**Task goal**: Return each line that holds the word "рекомендуется".

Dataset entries

◆ ◆ ◆ ◆

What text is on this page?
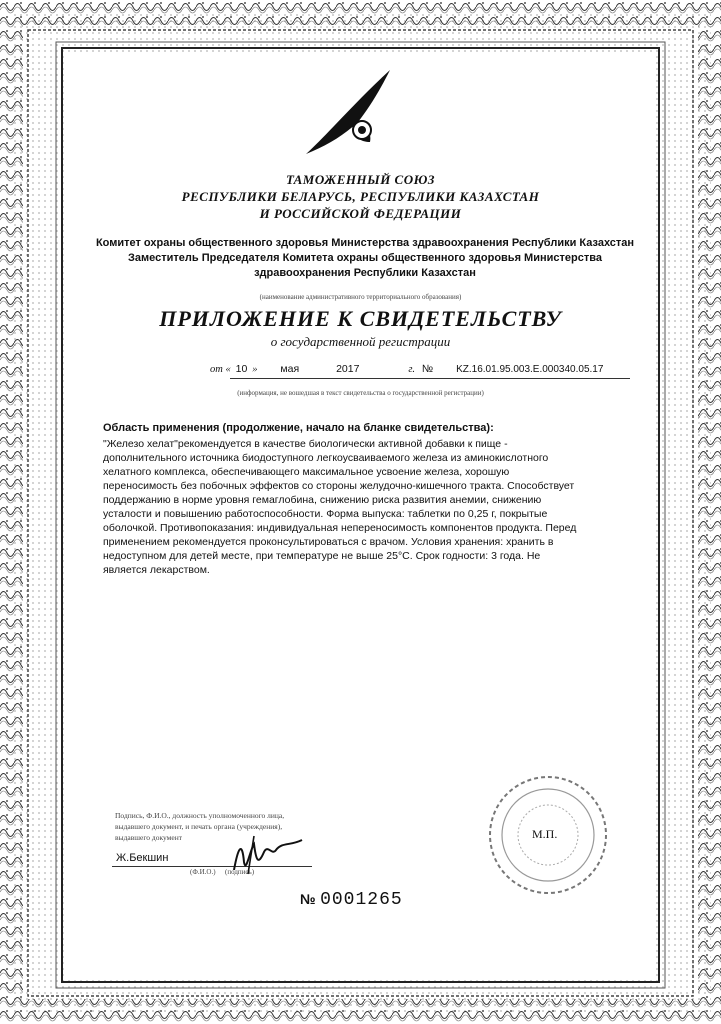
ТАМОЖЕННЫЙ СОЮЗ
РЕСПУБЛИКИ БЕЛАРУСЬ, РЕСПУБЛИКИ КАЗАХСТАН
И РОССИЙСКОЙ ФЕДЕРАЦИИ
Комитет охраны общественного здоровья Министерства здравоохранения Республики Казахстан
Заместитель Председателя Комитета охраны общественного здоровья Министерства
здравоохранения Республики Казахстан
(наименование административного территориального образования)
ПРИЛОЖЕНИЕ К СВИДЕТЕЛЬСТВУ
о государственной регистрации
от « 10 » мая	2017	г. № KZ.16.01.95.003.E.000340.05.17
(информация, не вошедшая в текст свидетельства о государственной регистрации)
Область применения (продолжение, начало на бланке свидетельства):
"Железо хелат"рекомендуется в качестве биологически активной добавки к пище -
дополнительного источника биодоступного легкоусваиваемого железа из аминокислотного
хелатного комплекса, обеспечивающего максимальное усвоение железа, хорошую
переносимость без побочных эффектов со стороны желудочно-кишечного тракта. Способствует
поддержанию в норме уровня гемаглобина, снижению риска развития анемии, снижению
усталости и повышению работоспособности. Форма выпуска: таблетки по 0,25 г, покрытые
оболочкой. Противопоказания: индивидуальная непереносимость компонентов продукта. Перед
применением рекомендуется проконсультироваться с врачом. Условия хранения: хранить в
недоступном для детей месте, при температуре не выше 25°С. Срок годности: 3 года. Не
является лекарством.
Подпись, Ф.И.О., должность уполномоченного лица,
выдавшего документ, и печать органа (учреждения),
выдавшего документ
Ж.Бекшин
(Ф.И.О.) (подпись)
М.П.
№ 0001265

◆ ◆ ◆ ◆

**Finished answer**:
"Железо хелат"рекомендуется в качестве биологически активной добавки к пище -
применением рекомендуется проконсультироваться с врачом. Условия хранения: хранить в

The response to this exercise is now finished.